## THE EXERCISE
Pull out every line containing the string "this".

## SUPPLIED INFORMATION
====================
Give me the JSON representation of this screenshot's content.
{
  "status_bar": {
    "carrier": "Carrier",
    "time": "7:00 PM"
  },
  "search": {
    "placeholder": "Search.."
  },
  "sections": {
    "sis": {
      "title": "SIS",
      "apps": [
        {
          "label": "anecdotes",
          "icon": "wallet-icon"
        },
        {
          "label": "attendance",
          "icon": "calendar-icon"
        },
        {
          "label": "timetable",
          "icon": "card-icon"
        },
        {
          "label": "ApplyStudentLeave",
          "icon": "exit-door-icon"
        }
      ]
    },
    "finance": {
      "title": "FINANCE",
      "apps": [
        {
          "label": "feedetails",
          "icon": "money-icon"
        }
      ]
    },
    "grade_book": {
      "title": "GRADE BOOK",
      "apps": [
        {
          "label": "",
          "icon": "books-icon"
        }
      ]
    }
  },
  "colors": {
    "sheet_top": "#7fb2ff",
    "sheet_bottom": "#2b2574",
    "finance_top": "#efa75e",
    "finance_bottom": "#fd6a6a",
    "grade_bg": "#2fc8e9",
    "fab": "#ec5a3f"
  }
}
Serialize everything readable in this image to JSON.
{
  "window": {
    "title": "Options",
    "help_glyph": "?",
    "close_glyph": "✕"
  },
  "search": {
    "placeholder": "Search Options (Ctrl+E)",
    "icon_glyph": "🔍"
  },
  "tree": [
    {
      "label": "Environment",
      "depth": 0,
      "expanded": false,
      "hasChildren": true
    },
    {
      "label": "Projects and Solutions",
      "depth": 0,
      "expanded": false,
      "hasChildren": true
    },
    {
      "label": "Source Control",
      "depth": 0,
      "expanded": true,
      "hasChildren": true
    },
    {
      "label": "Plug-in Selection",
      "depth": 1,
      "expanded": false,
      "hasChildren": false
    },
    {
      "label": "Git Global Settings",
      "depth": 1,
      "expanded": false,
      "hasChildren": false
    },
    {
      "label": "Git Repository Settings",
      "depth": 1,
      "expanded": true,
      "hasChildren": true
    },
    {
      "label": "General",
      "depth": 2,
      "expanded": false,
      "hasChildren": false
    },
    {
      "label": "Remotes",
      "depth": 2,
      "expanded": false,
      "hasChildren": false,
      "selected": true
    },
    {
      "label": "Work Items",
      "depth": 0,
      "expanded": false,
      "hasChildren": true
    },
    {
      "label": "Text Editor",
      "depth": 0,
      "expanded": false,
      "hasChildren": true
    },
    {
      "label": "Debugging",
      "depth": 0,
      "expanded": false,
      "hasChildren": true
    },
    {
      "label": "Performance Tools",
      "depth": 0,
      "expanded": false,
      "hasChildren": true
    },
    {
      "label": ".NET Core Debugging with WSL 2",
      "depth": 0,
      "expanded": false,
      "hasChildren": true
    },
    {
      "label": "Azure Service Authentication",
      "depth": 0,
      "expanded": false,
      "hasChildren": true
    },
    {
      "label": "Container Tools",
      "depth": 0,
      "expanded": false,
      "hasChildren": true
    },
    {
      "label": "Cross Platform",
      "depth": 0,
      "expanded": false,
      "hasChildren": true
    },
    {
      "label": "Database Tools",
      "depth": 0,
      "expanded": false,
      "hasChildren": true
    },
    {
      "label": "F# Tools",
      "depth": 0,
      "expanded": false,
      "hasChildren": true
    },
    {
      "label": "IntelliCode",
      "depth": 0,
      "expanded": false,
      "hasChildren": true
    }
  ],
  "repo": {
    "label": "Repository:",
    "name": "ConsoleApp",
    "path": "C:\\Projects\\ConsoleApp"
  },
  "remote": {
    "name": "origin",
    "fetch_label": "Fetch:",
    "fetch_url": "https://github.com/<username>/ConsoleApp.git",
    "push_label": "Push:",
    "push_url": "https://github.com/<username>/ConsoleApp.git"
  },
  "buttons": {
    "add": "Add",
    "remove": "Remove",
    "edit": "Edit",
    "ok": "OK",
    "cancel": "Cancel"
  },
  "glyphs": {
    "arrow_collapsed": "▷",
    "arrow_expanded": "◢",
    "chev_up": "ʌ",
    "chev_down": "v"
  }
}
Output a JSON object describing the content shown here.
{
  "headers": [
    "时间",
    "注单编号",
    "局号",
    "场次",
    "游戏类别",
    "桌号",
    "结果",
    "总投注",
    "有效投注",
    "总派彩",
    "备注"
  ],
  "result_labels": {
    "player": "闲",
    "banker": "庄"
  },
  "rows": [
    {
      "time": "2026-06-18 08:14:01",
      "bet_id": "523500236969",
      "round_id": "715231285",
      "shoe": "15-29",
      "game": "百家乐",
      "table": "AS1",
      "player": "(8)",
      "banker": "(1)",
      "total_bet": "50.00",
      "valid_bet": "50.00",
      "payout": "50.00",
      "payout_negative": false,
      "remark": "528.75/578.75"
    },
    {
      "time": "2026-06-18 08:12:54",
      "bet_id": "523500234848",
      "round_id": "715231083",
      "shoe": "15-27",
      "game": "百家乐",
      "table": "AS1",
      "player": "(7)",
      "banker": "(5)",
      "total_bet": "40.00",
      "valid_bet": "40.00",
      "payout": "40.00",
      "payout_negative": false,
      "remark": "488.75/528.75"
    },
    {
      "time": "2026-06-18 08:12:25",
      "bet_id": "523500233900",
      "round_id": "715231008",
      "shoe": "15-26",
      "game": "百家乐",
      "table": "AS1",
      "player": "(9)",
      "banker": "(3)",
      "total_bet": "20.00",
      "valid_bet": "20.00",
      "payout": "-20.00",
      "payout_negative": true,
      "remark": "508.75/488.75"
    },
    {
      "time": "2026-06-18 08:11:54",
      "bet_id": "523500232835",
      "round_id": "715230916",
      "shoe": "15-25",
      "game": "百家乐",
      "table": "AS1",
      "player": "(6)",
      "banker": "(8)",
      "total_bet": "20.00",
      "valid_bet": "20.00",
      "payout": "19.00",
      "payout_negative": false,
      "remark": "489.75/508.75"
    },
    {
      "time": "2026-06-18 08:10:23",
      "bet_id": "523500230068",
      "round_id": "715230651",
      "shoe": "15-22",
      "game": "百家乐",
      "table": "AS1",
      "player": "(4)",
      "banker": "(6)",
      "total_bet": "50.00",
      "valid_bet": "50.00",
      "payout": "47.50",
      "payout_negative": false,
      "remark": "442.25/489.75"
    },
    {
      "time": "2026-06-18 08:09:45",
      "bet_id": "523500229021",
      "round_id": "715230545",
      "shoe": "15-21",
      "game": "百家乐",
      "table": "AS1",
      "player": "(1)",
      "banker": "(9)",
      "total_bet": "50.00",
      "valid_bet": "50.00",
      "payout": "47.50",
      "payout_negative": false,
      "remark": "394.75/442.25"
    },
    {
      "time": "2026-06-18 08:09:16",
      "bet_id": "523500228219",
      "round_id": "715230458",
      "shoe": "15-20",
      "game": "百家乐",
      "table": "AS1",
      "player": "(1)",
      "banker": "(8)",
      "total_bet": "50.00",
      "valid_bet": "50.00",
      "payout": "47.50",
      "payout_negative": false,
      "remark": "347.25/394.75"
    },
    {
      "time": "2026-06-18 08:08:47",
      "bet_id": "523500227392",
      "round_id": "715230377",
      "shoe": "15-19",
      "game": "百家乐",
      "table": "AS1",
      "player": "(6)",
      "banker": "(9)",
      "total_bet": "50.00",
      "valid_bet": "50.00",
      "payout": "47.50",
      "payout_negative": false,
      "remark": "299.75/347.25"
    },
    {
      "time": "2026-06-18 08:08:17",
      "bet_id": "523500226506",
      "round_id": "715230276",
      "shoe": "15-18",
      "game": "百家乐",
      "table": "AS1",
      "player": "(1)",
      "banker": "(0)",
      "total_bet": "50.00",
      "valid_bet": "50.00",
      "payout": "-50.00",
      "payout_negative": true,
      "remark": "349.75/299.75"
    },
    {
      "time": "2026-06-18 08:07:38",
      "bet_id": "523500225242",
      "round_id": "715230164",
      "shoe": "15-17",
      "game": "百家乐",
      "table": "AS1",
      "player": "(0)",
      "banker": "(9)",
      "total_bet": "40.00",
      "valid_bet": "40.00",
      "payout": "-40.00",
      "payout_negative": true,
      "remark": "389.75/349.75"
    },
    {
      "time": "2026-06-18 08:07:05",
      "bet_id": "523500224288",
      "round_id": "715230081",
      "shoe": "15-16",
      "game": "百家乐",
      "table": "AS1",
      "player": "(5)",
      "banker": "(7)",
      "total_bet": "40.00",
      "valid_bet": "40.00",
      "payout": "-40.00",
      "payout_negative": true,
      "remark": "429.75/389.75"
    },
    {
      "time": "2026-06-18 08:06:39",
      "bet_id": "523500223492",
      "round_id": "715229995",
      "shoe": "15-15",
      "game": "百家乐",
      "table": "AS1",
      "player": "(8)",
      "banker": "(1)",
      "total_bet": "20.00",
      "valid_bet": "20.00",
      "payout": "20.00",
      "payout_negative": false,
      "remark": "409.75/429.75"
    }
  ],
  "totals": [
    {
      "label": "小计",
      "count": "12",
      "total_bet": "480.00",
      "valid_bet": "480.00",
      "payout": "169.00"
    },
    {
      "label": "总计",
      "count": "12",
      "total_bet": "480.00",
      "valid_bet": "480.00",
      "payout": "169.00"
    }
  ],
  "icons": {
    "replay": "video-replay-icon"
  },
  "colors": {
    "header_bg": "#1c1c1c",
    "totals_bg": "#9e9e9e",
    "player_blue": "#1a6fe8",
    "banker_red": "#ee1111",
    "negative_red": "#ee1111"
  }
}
====================
## WORKED SOLUTION
Give me the JSON representation of this screenshot's content.
Serialize everything readable in this image to JSON.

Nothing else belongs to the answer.